Print the records below exactly as they appear.

Stored data:
§ §
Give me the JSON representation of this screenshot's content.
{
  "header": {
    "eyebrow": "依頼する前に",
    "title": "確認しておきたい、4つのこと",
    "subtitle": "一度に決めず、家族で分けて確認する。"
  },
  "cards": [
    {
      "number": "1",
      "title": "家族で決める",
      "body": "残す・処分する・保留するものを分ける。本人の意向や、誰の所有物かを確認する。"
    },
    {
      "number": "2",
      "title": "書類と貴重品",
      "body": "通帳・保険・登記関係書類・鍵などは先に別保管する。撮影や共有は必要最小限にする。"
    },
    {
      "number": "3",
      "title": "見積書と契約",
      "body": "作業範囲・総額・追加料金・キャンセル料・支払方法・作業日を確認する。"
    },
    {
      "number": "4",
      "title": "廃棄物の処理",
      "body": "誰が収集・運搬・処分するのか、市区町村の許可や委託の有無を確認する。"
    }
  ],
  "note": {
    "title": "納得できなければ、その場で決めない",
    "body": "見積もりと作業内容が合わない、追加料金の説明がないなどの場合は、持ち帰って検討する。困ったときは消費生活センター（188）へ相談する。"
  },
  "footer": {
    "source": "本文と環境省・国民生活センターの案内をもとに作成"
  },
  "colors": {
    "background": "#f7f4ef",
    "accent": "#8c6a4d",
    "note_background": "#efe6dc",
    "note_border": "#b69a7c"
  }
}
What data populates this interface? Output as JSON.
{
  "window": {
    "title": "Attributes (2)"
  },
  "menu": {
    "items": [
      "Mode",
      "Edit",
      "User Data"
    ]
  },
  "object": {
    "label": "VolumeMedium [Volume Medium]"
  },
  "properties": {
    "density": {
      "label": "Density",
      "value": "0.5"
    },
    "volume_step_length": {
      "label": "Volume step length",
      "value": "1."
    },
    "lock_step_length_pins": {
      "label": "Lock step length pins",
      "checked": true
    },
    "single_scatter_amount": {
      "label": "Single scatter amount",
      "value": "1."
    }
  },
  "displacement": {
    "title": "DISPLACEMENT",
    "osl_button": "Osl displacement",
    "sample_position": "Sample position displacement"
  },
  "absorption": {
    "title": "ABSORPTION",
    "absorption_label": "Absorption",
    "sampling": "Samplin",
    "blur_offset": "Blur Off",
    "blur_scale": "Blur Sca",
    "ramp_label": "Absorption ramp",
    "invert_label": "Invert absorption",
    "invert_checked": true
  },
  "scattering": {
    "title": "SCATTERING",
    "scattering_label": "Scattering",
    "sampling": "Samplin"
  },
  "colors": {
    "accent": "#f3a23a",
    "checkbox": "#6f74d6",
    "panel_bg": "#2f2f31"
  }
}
§ §
▸ **Exercise answer**:
Give me the JSON representation of this screenshot's content.
{
  "header": {
    "eyebrow": "依頼する前に",
    "title": "確認しておきたい、4つのこと",
    "subtitle": "一度に決めず、家族で分けて確認する。"
  },
  "cards": [
    {
      "number": "1",
      "title": "家族で決める",
      "body": "残す・処分する・保留するものを分ける。本人の意向や、誰の所有物かを確認する。"
    },
    {
      "number": "2",
      "title": "書類と貴重品",
      "body": "通帳・保険・登記関係書類・鍵などは先に別保管する。撮影や共有は必要最小限にする。"
    },
    {
      "number": "3",
      "title": "見積書と契約",
      "body": "作業範囲・総額・追加料金・キャンセル料・支払方法・作業日を確認する。"
    },
    {
      "number": "4",
      "title": "廃棄物の処理",
      "body": "誰が収集・運搬・処分するのか、市区町村の許可や委託の有無を確認する。"
    }
  ],
  "note": {
    "title": "納得できなければ、その場で決めない",
    "body": "見積もりと作業内容が合わない、追加料金の説明がないなどの場合は、持ち帰って検討する。困ったときは消費生活センター（188）へ相談する。"
  },
  "footer": {
    "source": "本文と環境省・国民生活センターの案内をもとに作成"
  },
  "colors": {
    "background": "#f7f4ef",
    "accent": "#8c6a4d",
    "note_background": "#efe6dc",
    "note_border": "#b69a7c"
  }
}
What data populates this interface? Output as JSON.
{
  "window": {
    "title": "Attributes (2)"
  },
  "menu": {
    "items": [
      "Mode",
      "Edit",
      "User Data"
    ]
  },
  "object": {
    "label": "VolumeMedium [Volume Medium]"
  },
  "properties": {
    "density": {
      "label": "Density",
      "value": "0.5"
    },
    "volume_step_length": {
      "label": "Volume step length",
      "value": "1."
    },
    "lock_step_length_pins": {
      "label": "Lock step length pins",
      "checked": true
    },
    "single_scatter_amount": {
      "label": "Single scatter amount",
      "value": "1."
    }
  },
  "displacement": {
    "title": "DISPLACEMENT",
    "osl_button": "Osl displacement",
    "sample_position": "Sample position displacement"
  },
  "absorption": {
    "title": "ABSORPTION",
    "absorption_label": "Absorption",
    "sampling": "Samplin",
    "blur_offset": "Blur Off",
    "blur_scale": "Blur Sca",
    "ramp_label": "Absorption ramp",
    "invert_label": "Invert absorption",
    "invert_checked": true
  },
  "scattering": {
    "title": "SCATTERING",
    "scattering_label": "Scattering",
    "sampling": "Samplin"
  },
  "colors": {
    "accent": "#f3a23a",
    "checkbox": "#6f74d6",
    "panel_bg": "#2f2f31"
  }
}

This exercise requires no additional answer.